Exercise brief: Your task is to repeat all of the data exactly while excluding the pictures.

Excerpted data:
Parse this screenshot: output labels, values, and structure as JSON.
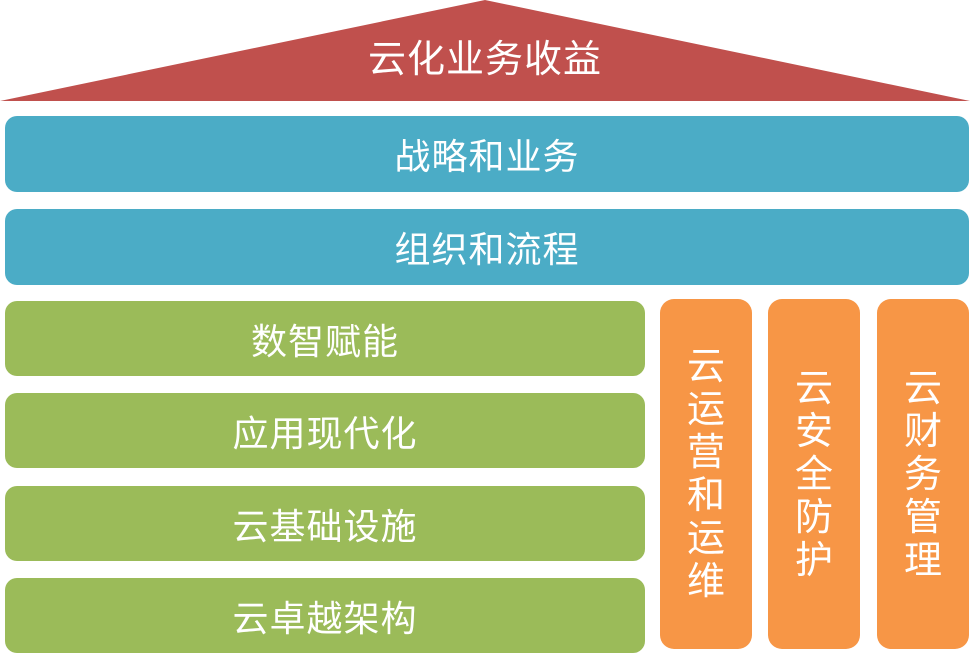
{
  "roof": {
    "label": "云化业务收益",
    "color": "#C0504D"
  },
  "layers": [
    {
      "label": "战略和业务",
      "color": "#4BACC6"
    },
    {
      "label": "组织和流程",
      "color": "#4BACC6"
    }
  ],
  "capabilities": [
    {
      "label": "数智赋能",
      "color": "#9BBB59"
    },
    {
      "label": "应用现代化",
      "color": "#9BBB59"
    },
    {
      "label": "云基础设施",
      "color": "#9BBB59"
    },
    {
      "label": "云卓越架构",
      "color": "#9BBB59"
    }
  ],
  "pillars": [
    {
      "label": "云运营和运维",
      "color": "#F79646"
    },
    {
      "label": "云安全防护",
      "color": "#F79646"
    },
    {
      "label": "云财务管理",
      "color": "#F79646"
    }
  ]
}
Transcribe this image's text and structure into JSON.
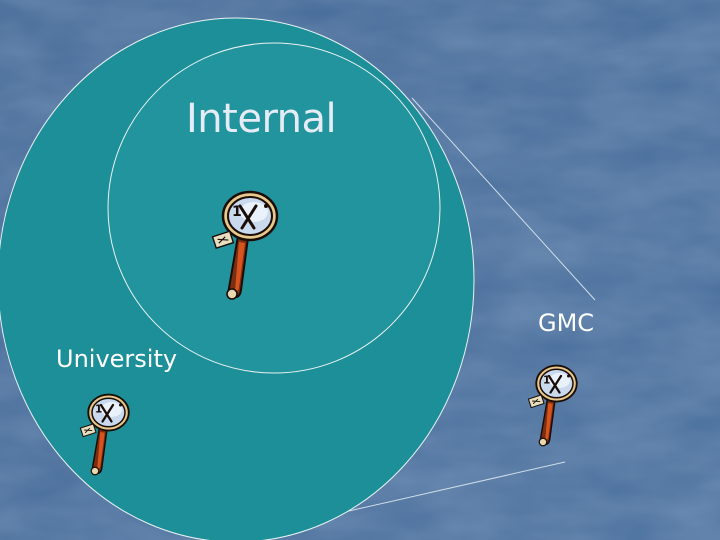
{
  "diagram": {
    "labels": {
      "internal": "Internal",
      "gmc": "GMC",
      "university": "University"
    },
    "colors": {
      "background": "#4a6d9a",
      "outer_circle_fill": "#1d8f98",
      "inner_circle_fill": "#22949d",
      "circle_stroke": "#e8f2f2",
      "connector_line": "#d0dde8",
      "text": "#ffffff"
    },
    "icons": {
      "internal": "magnifying-glass-icon",
      "university": "magnifying-glass-icon",
      "gmc": "magnifying-glass-icon"
    }
  }
}
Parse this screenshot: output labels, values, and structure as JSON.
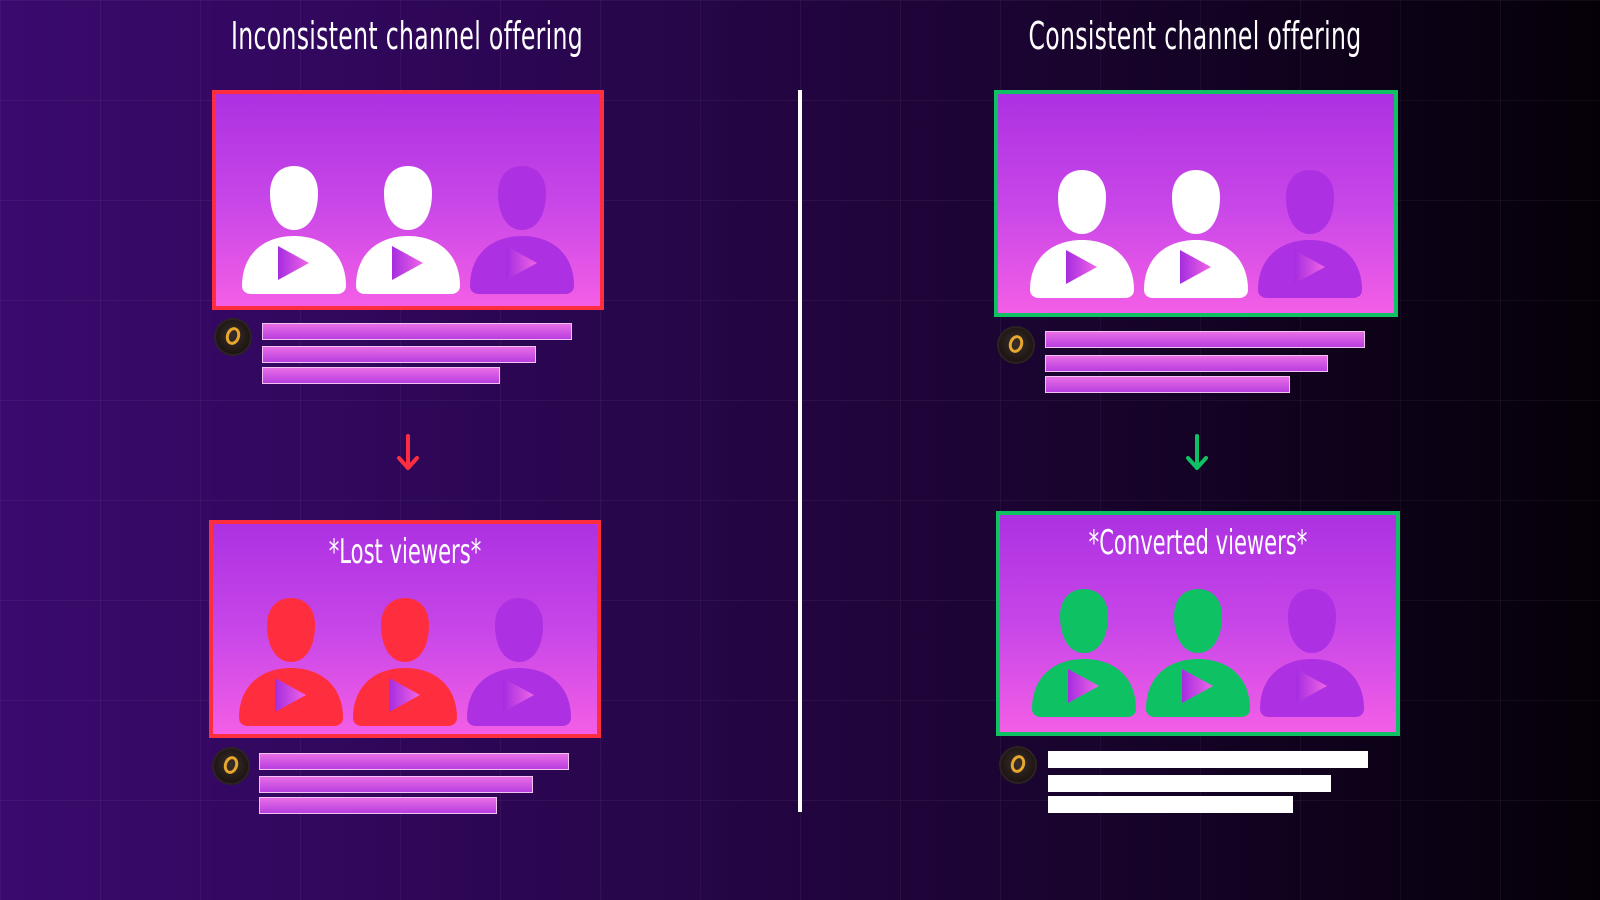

Expected output:
Parse this screenshot: output labels, values, and structure as JSON.
{
  "roof": {
    "label": "云化业务收益",
    "color": "#C0504D"
  },
  "layers": [
    {
      "label": "战略和业务",
      "color": "#4BACC6"
    },
    {
      "label": "组织和流程",
      "color": "#4BACC6"
    }
  ],
  "capabilities": [
    {
      "label": "数智赋能",
      "color": "#9BBB59"
    },
    {
      "label": "应用现代化",
      "color": "#9BBB59"
    },
    {
      "label": "云基础设施",
      "color": "#9BBB59"
    },
    {
      "label": "云卓越架构",
      "color": "#9BBB59"
    }
  ],
  "pillars": [
    {
      "label": "云运营和运维",
      "color": "#F79646"
    },
    {
      "label": "云安全防护",
      "color": "#F79646"
    },
    {
      "label": "云财务管理",
      "color": "#F79646"
    }
  ]
}
Transcribe this image's text and structure into JSON.
{
  "diagram": {
    "labels": {
      "internal": "Internal",
      "gmc": "GMC",
      "university": "University"
    },
    "colors": {
      "background": "#4a6d9a",
      "outer_circle_fill": "#1d8f98",
      "inner_circle_fill": "#22949d",
      "circle_stroke": "#e8f2f2",
      "connector_line": "#d0dde8",
      "text": "#ffffff"
    },
    "icons": {
      "internal": "magnifying-glass-icon",
      "university": "magnifying-glass-icon",
      "gmc": "magnifying-glass-icon"
    }
  }
}
Parse this screenshot: output labels, values, and structure as JSON.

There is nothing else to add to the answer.